◆ YOUR INSTRUCTIONS ◆
In the material below, find each line holding the string "ffffff" and copy it.

Entries with figure data
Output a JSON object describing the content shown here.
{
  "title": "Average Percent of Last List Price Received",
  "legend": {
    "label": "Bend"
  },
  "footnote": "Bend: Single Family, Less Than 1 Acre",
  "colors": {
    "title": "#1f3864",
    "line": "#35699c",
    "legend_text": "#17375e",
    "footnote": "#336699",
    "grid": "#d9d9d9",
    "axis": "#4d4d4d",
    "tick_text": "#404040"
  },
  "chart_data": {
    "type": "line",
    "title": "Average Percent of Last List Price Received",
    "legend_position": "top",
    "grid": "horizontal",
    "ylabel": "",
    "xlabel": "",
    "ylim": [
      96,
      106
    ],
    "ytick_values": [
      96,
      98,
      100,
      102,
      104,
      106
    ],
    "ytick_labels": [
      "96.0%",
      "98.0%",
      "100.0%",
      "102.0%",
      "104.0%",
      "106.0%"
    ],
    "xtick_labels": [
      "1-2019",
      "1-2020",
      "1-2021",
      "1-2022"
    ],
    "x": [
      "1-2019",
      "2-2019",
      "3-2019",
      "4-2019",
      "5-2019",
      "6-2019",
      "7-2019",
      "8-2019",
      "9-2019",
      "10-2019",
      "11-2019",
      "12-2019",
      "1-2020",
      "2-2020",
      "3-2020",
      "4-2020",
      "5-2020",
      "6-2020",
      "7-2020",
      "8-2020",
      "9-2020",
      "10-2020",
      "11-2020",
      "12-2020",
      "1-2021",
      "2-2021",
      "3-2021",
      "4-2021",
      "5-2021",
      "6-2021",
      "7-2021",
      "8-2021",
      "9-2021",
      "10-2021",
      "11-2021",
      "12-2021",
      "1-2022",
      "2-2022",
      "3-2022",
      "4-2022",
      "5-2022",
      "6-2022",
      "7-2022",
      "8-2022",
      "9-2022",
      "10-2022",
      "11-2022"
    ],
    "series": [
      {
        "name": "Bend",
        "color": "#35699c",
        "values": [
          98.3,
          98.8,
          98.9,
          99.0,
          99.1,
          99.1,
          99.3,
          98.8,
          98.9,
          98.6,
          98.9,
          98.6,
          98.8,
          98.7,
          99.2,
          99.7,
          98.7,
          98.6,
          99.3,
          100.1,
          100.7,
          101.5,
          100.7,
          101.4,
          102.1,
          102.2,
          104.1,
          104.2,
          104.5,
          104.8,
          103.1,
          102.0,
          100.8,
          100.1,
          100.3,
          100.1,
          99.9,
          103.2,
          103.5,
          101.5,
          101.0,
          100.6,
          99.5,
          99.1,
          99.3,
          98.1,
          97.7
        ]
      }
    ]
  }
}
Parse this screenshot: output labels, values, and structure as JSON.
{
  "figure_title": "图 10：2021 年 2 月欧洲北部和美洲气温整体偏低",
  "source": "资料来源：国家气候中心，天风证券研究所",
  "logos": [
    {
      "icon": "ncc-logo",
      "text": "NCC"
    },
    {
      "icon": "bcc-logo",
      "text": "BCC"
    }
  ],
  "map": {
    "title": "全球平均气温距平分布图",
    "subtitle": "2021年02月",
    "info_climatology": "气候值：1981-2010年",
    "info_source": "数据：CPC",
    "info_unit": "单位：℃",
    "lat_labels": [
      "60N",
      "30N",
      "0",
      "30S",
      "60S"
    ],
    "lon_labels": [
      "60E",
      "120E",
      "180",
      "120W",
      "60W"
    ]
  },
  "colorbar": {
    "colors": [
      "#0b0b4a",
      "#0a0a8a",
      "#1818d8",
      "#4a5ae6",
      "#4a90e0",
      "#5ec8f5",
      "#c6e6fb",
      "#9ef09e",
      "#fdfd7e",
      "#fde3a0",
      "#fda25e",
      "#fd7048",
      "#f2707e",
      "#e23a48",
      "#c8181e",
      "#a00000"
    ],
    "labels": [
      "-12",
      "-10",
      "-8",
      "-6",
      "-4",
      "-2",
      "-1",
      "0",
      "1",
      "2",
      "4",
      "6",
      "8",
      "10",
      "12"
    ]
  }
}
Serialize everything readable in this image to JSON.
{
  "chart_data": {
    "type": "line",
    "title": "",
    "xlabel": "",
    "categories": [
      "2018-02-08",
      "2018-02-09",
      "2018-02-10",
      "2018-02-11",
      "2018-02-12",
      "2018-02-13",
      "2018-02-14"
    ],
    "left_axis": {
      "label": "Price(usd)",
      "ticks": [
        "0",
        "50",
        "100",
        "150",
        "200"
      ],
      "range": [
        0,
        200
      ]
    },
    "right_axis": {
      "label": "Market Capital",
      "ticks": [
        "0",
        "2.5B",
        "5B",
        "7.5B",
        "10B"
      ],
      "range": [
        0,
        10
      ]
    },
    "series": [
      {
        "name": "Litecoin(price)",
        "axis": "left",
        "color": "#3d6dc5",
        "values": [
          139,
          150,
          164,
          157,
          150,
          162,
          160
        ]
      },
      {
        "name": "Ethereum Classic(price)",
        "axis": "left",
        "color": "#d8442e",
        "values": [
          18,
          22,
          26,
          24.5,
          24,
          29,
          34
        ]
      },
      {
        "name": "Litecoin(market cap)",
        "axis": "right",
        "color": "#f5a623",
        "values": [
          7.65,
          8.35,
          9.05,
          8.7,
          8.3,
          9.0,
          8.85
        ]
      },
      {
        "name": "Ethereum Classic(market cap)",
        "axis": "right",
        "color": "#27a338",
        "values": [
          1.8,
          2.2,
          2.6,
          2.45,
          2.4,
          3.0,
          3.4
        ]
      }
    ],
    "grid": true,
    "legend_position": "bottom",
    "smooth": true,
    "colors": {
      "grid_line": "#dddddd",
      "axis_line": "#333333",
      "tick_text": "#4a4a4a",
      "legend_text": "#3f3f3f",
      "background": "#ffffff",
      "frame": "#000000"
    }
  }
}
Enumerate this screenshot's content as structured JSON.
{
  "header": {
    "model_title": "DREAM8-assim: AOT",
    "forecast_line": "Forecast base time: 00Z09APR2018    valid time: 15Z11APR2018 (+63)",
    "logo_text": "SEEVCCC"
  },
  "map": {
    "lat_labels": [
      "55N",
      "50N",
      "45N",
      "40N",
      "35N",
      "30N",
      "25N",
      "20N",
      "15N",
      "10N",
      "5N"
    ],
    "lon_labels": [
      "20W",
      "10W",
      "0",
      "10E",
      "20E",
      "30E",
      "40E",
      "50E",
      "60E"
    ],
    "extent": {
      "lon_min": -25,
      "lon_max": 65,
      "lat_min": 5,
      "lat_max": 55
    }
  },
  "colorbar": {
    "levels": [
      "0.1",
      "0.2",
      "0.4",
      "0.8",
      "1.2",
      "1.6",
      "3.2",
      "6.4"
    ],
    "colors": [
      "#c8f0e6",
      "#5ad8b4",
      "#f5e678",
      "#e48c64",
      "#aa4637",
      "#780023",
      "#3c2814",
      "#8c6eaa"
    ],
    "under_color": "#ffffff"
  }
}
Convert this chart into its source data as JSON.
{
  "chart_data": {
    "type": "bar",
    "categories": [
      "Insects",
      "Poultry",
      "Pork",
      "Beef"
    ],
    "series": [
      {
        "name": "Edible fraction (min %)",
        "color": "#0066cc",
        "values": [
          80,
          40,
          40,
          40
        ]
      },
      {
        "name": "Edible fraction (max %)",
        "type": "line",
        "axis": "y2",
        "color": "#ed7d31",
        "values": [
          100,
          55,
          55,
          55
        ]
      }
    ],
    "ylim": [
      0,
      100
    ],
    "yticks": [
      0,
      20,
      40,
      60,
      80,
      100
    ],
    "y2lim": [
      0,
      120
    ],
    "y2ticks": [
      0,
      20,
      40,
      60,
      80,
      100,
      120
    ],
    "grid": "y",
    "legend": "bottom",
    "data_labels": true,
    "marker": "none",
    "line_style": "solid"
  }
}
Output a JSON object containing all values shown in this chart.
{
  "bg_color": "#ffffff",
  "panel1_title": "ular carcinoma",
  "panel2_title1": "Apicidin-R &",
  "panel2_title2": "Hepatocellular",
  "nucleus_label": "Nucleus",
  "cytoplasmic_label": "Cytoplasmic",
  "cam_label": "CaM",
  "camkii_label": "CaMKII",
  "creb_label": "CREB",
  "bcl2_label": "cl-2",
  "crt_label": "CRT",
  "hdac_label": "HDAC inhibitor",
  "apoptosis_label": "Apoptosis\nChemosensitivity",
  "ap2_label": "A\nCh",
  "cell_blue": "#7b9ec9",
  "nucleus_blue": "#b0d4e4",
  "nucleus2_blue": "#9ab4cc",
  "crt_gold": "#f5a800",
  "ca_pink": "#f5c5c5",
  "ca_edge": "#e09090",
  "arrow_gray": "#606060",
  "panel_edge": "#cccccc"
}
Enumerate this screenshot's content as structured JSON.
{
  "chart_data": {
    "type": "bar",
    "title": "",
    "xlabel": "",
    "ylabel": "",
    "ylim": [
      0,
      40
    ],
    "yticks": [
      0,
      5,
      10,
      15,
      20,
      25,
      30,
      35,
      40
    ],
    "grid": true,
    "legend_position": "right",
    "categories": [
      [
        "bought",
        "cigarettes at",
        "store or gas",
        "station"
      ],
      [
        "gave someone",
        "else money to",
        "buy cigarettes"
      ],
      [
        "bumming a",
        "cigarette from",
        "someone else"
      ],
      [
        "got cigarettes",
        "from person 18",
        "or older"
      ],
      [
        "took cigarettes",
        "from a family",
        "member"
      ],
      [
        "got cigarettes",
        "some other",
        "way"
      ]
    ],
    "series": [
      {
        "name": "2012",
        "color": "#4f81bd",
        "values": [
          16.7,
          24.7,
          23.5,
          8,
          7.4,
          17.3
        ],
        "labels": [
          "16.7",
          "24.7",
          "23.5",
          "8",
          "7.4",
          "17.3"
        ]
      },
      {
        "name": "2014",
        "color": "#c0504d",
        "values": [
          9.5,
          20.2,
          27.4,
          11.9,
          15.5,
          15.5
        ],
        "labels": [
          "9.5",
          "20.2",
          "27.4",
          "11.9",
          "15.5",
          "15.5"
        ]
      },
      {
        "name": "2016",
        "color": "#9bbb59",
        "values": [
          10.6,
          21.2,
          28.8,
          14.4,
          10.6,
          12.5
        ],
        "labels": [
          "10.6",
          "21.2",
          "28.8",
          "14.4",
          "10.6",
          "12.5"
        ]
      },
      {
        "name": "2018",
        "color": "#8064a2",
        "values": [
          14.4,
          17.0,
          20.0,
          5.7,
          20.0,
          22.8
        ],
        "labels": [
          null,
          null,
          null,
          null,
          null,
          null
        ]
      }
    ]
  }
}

◆ SOLUTION TO THIS EXERCISE ◆
      "background": "#ffffff",
    "under_color": "#ffffff"
  "bg_color": "#ffffff",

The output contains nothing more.